BEGIN RECORDS SHOWN

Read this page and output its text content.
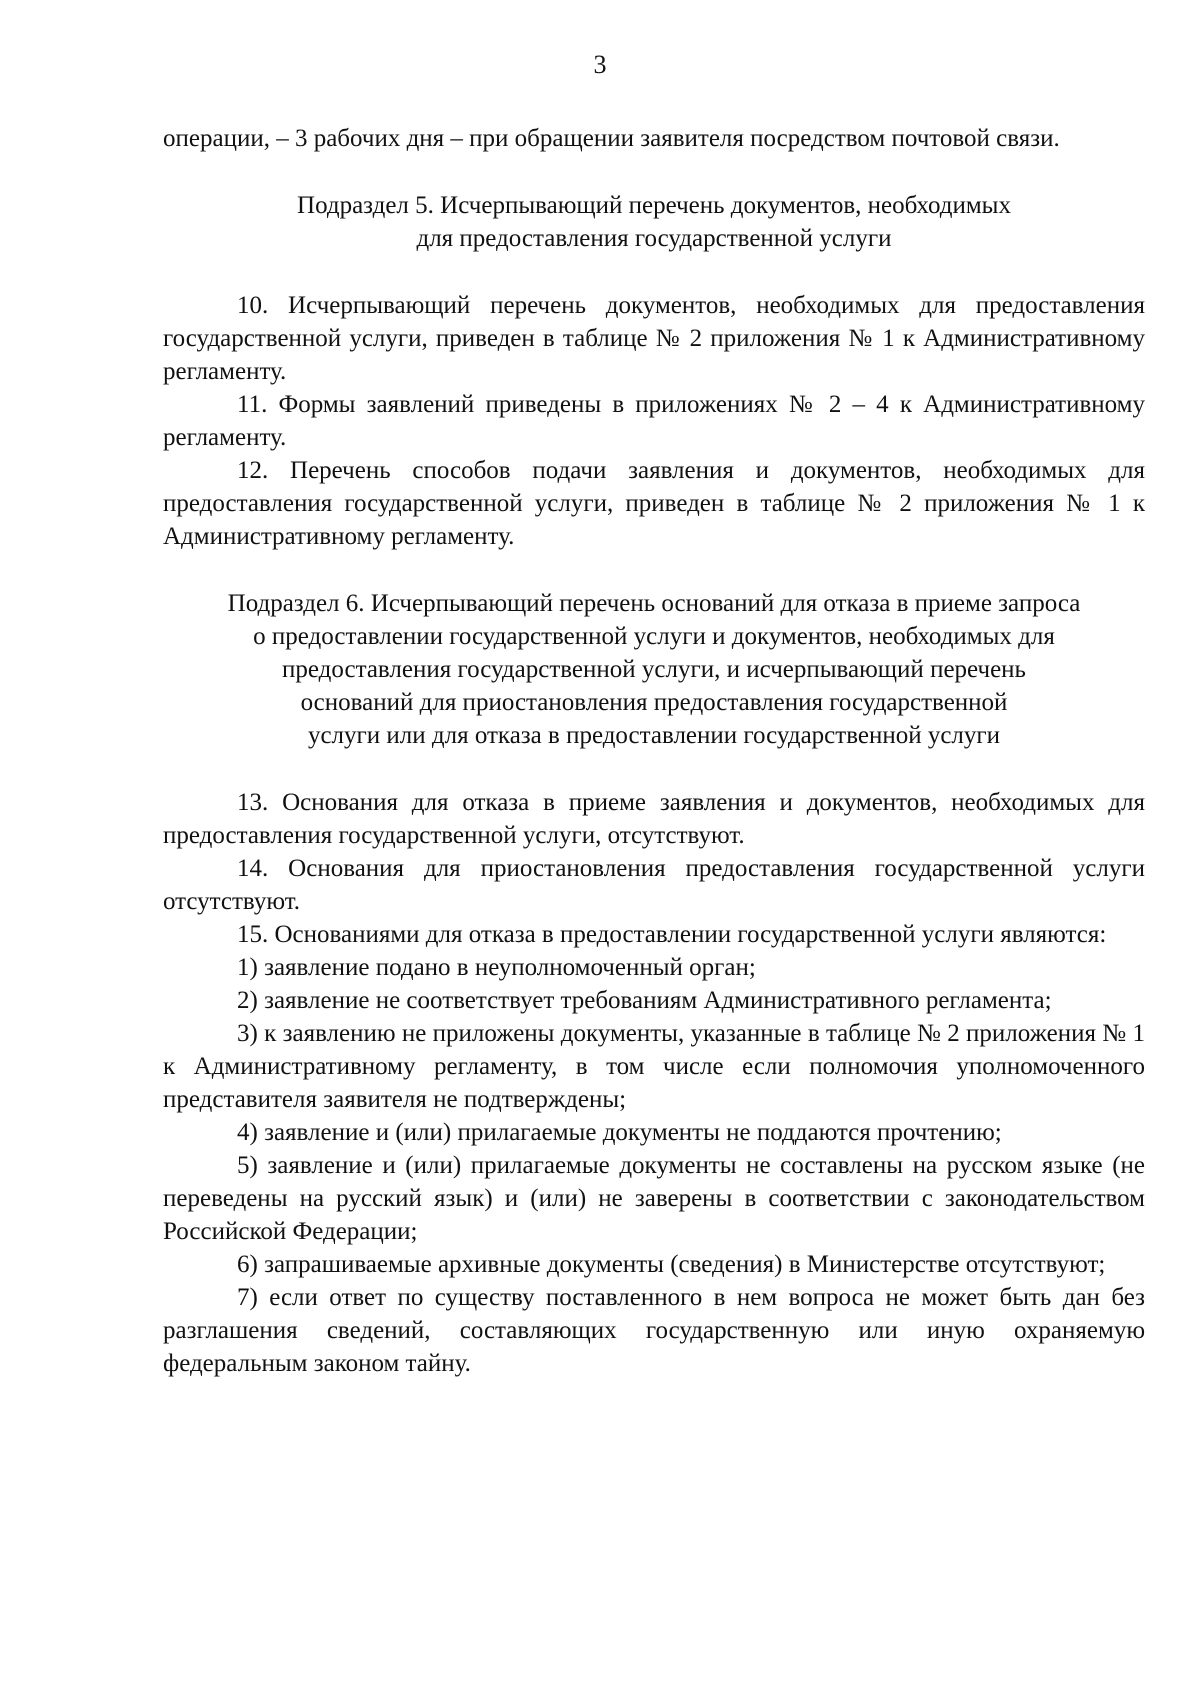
3

операции, – 3 рабочих дня – при обращении заявителя посредством почтовой связи.

Подраздел 5. Исчерпывающий перечень документов, необходимых
для предоставления государственной услуги

10. Исчерпывающий перечень документов, необходимых для предоставления государственной услуги, приведен в таблице № 2 приложения № 1 к Административному регламенту.

11. Формы заявлений приведены в приложениях № 2 – 4 к Административному регламенту.

12. Перечень способов подачи заявления и документов, необходимых для предоставления государственной услуги, приведен в таблице № 2 приложения № 1 к Административному регламенту.

Подраздел 6. Исчерпывающий перечень оснований для отказа в приеме запроса
о предоставлении государственной услуги и документов, необходимых для
предоставления государственной услуги, и исчерпывающий перечень
оснований для приостановления предоставления государственной
услуги или для отказа в предоставлении государственной услуги

13. Основания для отказа в приеме заявления и документов, необходимых для предоставления государственной услуги, отсутствуют.

14. Основания для приостановления предоставления государственной услуги отсутствуют.

15. Основаниями для отказа в предоставлении государственной услуги являются:

1) заявление подано в неуполномоченный орган;

2) заявление не соответствует требованиям Административного регламента;

3) к заявлению не приложены документы, указанные в таблице № 2 приложения № 1 к Административному регламенту, в том числе если полномочия уполномоченного представителя заявителя не подтверждены;

4) заявление и (или) прилагаемые документы не поддаются прочтению;

5) заявление и (или) прилагаемые документы не составлены на русском языке (не переведены на русский язык) и (или) не заверены в соответствии с законодательством Российской Федерации;

6) запрашиваемые архивные документы (сведения) в Министерстве отсутствуют;

7) если ответ по существу поставленного в нем вопроса не может быть дан без разглашения сведений, составляющих государственную или иную охраняемую федеральным законом тайну.
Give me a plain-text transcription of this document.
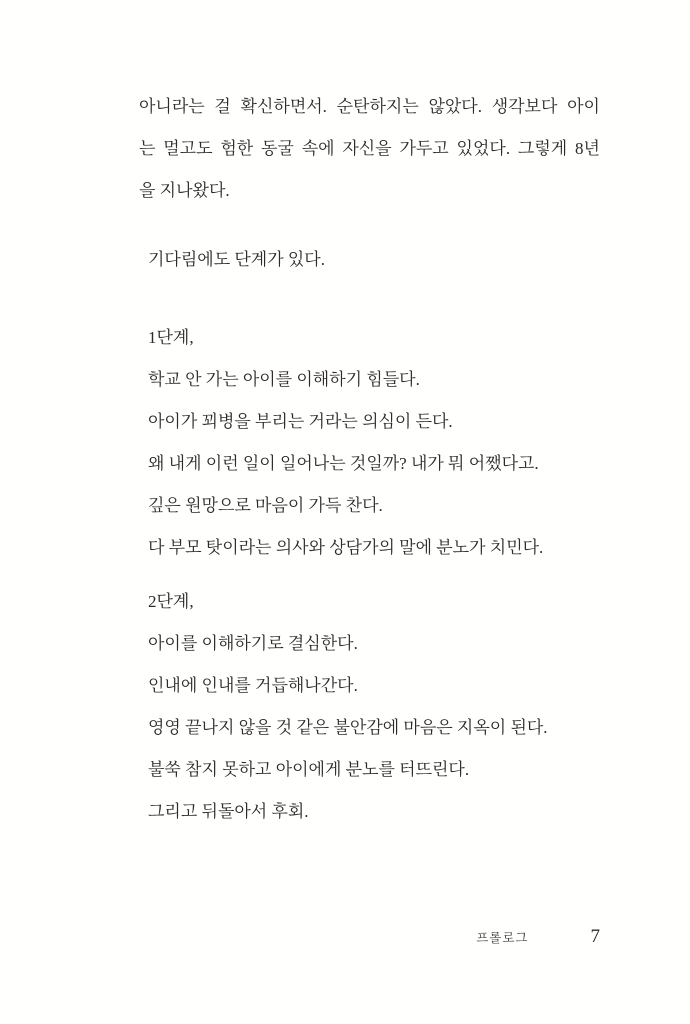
아니라는 걸 확신하면서. 순탄하지는 않았다. 생각보다 아이
는 멀고도 험한 동굴 속에 자신을 가두고 있었다. 그렇게 8년
을 지나왔다.
기다림에도 단계가 있다.
1단계,
학교 안 가는 아이를 이해하기 힘들다.
아이가 꾀병을 부리는 거라는 의심이 든다.
왜 내게 이런 일이 일어나는 것일까? 내가 뭐 어쨌다고.
깊은 원망으로 마음이 가득 찬다.
다 부모 탓이라는 의사와 상담가의 말에 분노가 치민다.
2단계,
아이를 이해하기로 결심한다.
인내에 인내를 거듭해나간다.
영영 끝나지 않을 것 같은 불안감에 마음은 지옥이 된다.
불쑥 참지 못하고 아이에게 분노를 터뜨린다.
그리고 뒤돌아서 후회.
프롤로그	7
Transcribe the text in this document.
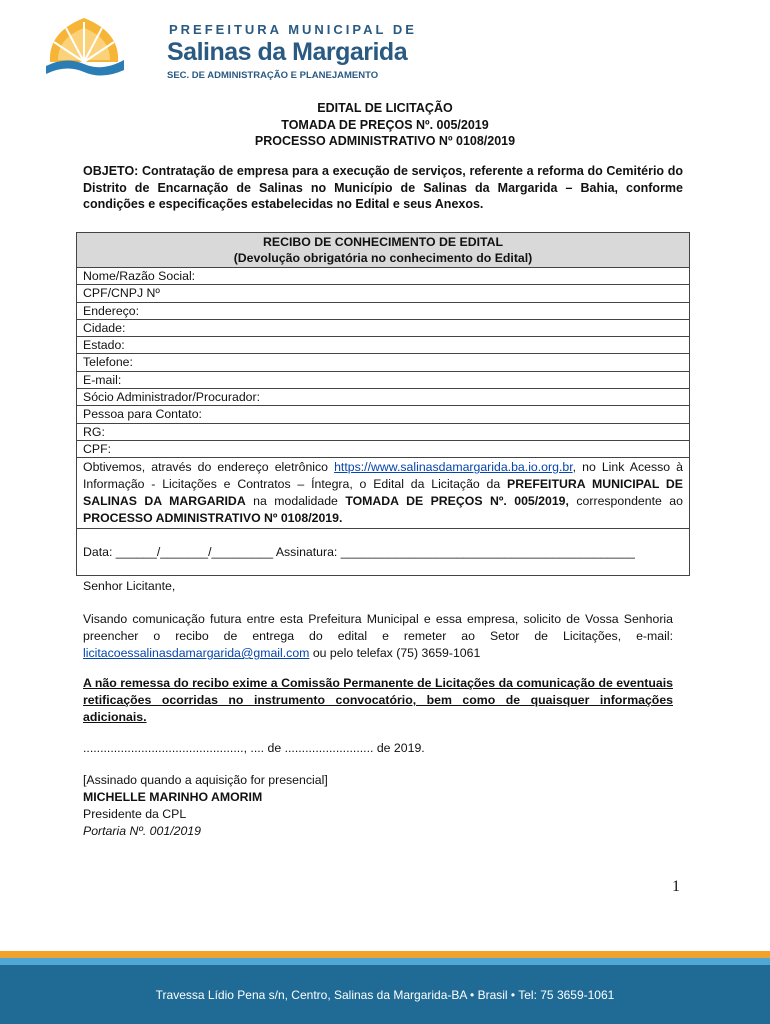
PREFEITURA MUNICIPAL DE
Salinas da Margarida
SEC. DE ADMINISTRAÇÃO E PLANEJAMENTO
EDITAL DE LICITAÇÃO
TOMADA DE PREÇOS Nº. 005/2019
PROCESSO ADMINISTRATIVO Nº 0108/2019
OBJETO: Contratação de empresa para a execução de serviços, referente a reforma do Cemitério do Distrito de Encarnação de Salinas no Município de Salinas da Margarida – Bahia, conforme condições e especificações estabelecidas no Edital e seus Anexos.
RECIBO DE CONHECIMENTO DE EDITAL
(Devolução obrigatória no conhecimento do Edital)
Nome/Razão Social:
CPF/CNPJ Nº
Endereço:
Cidade:
Estado:
Telefone:
E-mail:
Sócio Administrador/Procurador:
Pessoa para Contato:
RG:
CPF:
Obtivemos, através do endereço eletrônico https://www.salinasdamargarida.ba.io.org.br, no Link Acesso à Informação - Licitações e Contratos – Íntegra, o Edital da Licitação da PREFEITURA MUNICIPAL DE SALINAS DA MARGARIDA na modalidade TOMADA DE PREÇOS Nº. 005/2019, correspondente ao PROCESSO ADMINISTRATIVO Nº 0108/2019.
Data: ______/_______/_________ Assinatura: ___________________________________________
Senhor Licitante,
Visando comunicação futura entre esta Prefeitura Municipal e essa empresa, solicito de Vossa Senhoria preencher o recibo de entrega do edital e remeter ao Setor de Licitações, e-mail: licitacoessalinasdamargarida@gmail.com ou pelo telefax (75) 3659-1061
A não remessa do recibo exime a Comissão Permanente de Licitações da comunicação de eventuais retificações ocorridas no instrumento convocatório, bem como de quaisquer informações adicionais.
..............................................., .... de .......................... de 2019.
[Assinado quando a aquisição for presencial]
MICHELLE MARINHO AMORIM
Presidente da CPL
Portaria Nº. 001/2019
1
Travessa Lídio Pena s/n, Centro, Salinas da Margarida-BA • Brasil • Tel: 75 3659-1061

END RECORDS SHOWN

◆ TASK OBJECTIVE: Check every line of the data above for the string "PREÇOS", and copy those that have it.

◆ EXPECTED ANSWER:
TOMADA DE PREÇOS Nº. 005/2019
Obtivemos, através do endereço eletrônico https://www.salinasdamargarida.ba.io.org.br, no Link Acesso à Informação - Licitações e Contratos – Íntegra, o Edital da Licitação da PREFEITURA MUNICIPAL DE SALINAS DA MARGARIDA na modalidade TOMADA DE PREÇOS Nº. 005/2019, correspondente ao PROCESSO ADMINISTRATIVO Nº 0108/2019.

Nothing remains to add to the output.